§ **Dataset excerpts**:
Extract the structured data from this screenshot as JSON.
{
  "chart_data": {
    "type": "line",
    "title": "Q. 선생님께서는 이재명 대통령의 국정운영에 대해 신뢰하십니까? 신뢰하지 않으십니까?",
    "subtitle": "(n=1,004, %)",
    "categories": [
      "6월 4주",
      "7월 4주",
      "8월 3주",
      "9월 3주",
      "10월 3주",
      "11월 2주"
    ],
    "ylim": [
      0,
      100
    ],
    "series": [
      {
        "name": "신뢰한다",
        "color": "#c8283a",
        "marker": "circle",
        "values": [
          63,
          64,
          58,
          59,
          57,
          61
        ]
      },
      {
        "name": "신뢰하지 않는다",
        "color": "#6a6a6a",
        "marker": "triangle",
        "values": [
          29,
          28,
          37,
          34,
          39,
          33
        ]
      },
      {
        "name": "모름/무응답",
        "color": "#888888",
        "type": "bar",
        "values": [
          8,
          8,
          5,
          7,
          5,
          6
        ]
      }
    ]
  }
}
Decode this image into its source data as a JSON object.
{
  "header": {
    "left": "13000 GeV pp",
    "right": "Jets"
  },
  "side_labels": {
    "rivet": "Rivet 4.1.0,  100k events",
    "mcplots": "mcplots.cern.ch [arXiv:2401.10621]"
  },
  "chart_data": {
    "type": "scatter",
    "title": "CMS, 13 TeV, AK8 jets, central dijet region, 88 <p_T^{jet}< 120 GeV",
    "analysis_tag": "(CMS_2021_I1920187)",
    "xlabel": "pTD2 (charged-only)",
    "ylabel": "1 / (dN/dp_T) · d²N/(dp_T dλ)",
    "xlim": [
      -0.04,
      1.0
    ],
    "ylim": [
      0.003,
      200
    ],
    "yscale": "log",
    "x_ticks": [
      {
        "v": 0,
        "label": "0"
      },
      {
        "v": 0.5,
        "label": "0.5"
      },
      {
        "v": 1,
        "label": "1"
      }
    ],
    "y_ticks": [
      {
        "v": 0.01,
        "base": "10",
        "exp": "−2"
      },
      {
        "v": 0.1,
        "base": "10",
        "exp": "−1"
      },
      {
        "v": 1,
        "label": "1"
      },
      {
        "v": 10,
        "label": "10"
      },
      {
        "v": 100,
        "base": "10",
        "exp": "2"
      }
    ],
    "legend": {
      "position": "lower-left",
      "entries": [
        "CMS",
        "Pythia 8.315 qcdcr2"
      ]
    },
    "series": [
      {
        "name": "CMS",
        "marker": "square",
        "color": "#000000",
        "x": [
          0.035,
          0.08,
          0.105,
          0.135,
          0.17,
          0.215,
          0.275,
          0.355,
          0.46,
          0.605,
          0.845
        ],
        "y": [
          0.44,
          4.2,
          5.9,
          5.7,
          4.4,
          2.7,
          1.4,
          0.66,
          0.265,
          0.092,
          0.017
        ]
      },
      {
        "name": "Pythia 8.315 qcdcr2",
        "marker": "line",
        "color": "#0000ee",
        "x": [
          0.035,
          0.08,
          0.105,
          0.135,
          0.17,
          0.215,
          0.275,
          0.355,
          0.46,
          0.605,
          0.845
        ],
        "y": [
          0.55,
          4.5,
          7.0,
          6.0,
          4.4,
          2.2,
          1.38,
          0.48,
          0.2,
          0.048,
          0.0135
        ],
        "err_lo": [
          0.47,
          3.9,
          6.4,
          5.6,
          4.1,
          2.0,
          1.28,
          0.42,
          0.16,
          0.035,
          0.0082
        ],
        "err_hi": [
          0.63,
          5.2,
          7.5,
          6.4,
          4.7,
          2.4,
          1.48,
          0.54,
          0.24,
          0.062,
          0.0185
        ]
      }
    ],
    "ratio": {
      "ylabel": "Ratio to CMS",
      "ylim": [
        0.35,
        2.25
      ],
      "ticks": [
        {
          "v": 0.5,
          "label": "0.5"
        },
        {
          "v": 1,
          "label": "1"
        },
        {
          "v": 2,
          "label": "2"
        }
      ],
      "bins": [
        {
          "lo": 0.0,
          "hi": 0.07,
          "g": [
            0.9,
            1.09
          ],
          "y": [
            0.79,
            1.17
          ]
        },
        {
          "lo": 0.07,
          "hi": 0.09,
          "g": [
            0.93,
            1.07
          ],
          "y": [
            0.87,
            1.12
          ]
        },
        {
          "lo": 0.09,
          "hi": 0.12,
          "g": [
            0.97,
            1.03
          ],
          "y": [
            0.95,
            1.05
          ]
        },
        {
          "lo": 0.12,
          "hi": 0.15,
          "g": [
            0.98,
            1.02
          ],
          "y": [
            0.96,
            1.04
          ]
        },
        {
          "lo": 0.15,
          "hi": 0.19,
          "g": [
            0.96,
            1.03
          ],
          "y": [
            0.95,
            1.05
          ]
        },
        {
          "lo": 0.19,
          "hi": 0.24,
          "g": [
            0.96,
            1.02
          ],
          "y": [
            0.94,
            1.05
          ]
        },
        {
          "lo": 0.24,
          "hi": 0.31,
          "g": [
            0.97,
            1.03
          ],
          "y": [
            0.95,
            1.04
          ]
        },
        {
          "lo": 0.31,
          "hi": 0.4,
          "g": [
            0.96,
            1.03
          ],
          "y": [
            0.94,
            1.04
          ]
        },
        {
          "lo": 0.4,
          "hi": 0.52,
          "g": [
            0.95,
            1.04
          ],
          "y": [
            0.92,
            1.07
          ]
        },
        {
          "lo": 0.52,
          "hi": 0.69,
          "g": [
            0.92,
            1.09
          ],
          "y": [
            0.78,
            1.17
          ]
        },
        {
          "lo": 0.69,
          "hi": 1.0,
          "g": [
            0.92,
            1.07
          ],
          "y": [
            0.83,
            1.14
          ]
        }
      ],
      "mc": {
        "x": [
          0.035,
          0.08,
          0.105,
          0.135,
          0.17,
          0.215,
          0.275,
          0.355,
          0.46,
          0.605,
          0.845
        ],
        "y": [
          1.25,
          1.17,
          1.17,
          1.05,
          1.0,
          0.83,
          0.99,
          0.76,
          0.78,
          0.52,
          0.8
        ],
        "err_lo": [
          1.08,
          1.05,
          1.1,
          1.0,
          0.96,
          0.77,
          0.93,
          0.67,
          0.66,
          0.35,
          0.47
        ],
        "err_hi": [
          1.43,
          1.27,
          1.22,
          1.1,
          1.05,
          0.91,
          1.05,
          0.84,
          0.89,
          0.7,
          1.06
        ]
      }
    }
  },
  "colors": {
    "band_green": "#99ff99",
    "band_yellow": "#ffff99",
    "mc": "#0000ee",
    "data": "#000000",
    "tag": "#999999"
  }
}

§ **What to produce**:
Type out all of the material again, word for word.

§ **Response for this exercise**:
Extract the structured data from this screenshot as JSON.
{
  "chart_data": {
    "type": "line",
    "title": "Q. 선생님께서는 이재명 대통령의 국정운영에 대해 신뢰하십니까? 신뢰하지 않으십니까?",
    "subtitle": "(n=1,004, %)",
    "categories": [
      "6월 4주",
      "7월 4주",
      "8월 3주",
      "9월 3주",
      "10월 3주",
      "11월 2주"
    ],
    "ylim": [
      0,
      100
    ],
    "series": [
      {
        "name": "신뢰한다",
        "color": "#c8283a",
        "marker": "circle",
        "values": [
          63,
          64,
          58,
          59,
          57,
          61
        ]
      },
      {
        "name": "신뢰하지 않는다",
        "color": "#6a6a6a",
        "marker": "triangle",
        "values": [
          29,
          28,
          37,
          34,
          39,
          33
        ]
      },
      {
        "name": "모름/무응답",
        "color": "#888888",
        "type": "bar",
        "values": [
          8,
          8,
          5,
          7,
          5,
          6
        ]
      }
    ]
  }
}
Decode this image into its source data as a JSON object.
{
  "header": {
    "left": "13000 GeV pp",
    "right": "Jets"
  },
  "side_labels": {
    "rivet": "Rivet 4.1.0,  100k events",
    "mcplots": "mcplots.cern.ch [arXiv:2401.10621]"
  },
  "chart_data": {
    "type": "scatter",
    "title": "CMS, 13 TeV, AK8 jets, central dijet region, 88 <p_T^{jet}< 120 GeV",
    "analysis_tag": "(CMS_2021_I1920187)",
    "xlabel": "pTD2 (charged-only)",
    "ylabel": "1 / (dN/dp_T) · d²N/(dp_T dλ)",
    "xlim": [
      -0.04,
      1.0
    ],
    "ylim": [
      0.003,
      200
    ],
    "yscale": "log",
    "x_ticks": [
      {
        "v": 0,
        "label": "0"
      },
      {
        "v": 0.5,
        "label": "0.5"
      },
      {
        "v": 1,
        "label": "1"
      }
    ],
    "y_ticks": [
      {
        "v": 0.01,
        "base": "10",
        "exp": "−2"
      },
      {
        "v": 0.1,
        "base": "10",
        "exp": "−1"
      },
      {
        "v": 1,
        "label": "1"
      },
      {
        "v": 10,
        "label": "10"
      },
      {
        "v": 100,
        "base": "10",
        "exp": "2"
      }
    ],
    "legend": {
      "position": "lower-left",
      "entries": [
        "CMS",
        "Pythia 8.315 qcdcr2"
      ]
    },
    "series": [
      {
        "name": "CMS",
        "marker": "square",
        "color": "#000000",
        "x": [
          0.035,
          0.08,
          0.105,
          0.135,
          0.17,
          0.215,
          0.275,
          0.355,
          0.46,
          0.605,
          0.845
        ],
        "y": [
          0.44,
          4.2,
          5.9,
          5.7,
          4.4,
          2.7,
          1.4,
          0.66,
          0.265,
          0.092,
          0.017
        ]
      },
      {
        "name": "Pythia 8.315 qcdcr2",
        "marker": "line",
        "color": "#0000ee",
        "x": [
          0.035,
          0.08,
          0.105,
          0.135,
          0.17,
          0.215,
          0.275,
          0.355,
          0.46,
          0.605,
          0.845
        ],
        "y": [
          0.55,
          4.5,
          7.0,
          6.0,
          4.4,
          2.2,
          1.38,
          0.48,
          0.2,
          0.048,
          0.0135
        ],
        "err_lo": [
          0.47,
          3.9,
          6.4,
          5.6,
          4.1,
          2.0,
          1.28,
          0.42,
          0.16,
          0.035,
          0.0082
        ],
        "err_hi": [
          0.63,
          5.2,
          7.5,
          6.4,
          4.7,
          2.4,
          1.48,
          0.54,
          0.24,
          0.062,
          0.0185
        ]
      }
    ],
    "ratio": {
      "ylabel": "Ratio to CMS",
      "ylim": [
        0.35,
        2.25
      ],
      "ticks": [
        {
          "v": 0.5,
          "label": "0.5"
        },
        {
          "v": 1,
          "label": "1"
        },
        {
          "v": 2,
          "label": "2"
        }
      ],
      "bins": [
        {
          "lo": 0.0,
          "hi": 0.07,
          "g": [
            0.9,
            1.09
          ],
          "y": [
            0.79,
            1.17
          ]
        },
        {
          "lo": 0.07,
          "hi": 0.09,
          "g": [
            0.93,
            1.07
          ],
          "y": [
            0.87,
            1.12
          ]
        },
        {
          "lo": 0.09,
          "hi": 0.12,
          "g": [
            0.97,
            1.03
          ],
          "y": [
            0.95,
            1.05
          ]
        },
        {
          "lo": 0.12,
          "hi": 0.15,
          "g": [
            0.98,
            1.02
          ],
          "y": [
            0.96,
            1.04
          ]
        },
        {
          "lo": 0.15,
          "hi": 0.19,
          "g": [
            0.96,
            1.03
          ],
          "y": [
            0.95,
            1.05
          ]
        },
        {
          "lo": 0.19,
          "hi": 0.24,
          "g": [
            0.96,
            1.02
          ],
          "y": [
            0.94,
            1.05
          ]
        },
        {
          "lo": 0.24,
          "hi": 0.31,
          "g": [
            0.97,
            1.03
          ],
          "y": [
            0.95,
            1.04
          ]
        },
        {
          "lo": 0.31,
          "hi": 0.4,
          "g": [
            0.96,
            1.03
          ],
          "y": [
            0.94,
            1.04
          ]
        },
        {
          "lo": 0.4,
          "hi": 0.52,
          "g": [
            0.95,
            1.04
          ],
          "y": [
            0.92,
            1.07
          ]
        },
        {
          "lo": 0.52,
          "hi": 0.69,
          "g": [
            0.92,
            1.09
          ],
          "y": [
            0.78,
            1.17
          ]
        },
        {
          "lo": 0.69,
          "hi": 1.0,
          "g": [
            0.92,
            1.07
          ],
          "y": [
            0.83,
            1.14
          ]
        }
      ],
      "mc": {
        "x": [
          0.035,
          0.08,
          0.105,
          0.135,
          0.17,
          0.215,
          0.275,
          0.355,
          0.46,
          0.605,
          0.845
        ],
        "y": [
          1.25,
          1.17,
          1.17,
          1.05,
          1.0,
          0.83,
          0.99,
          0.76,
          0.78,
          0.52,
          0.8
        ],
        "err_lo": [
          1.08,
          1.05,
          1.1,
          1.0,
          0.96,
          0.77,
          0.93,
          0.67,
          0.66,
          0.35,
          0.47
        ],
        "err_hi": [
          1.43,
          1.27,
          1.22,
          1.1,
          1.05,
          0.91,
          1.05,
          0.84,
          0.89,
          0.7,
          1.06
        ]
      }
    }
  },
  "colors": {
    "band_green": "#99ff99",
    "band_yellow": "#ffff99",
    "mc": "#0000ee",
    "data": "#000000",
    "tag": "#999999"
  }
}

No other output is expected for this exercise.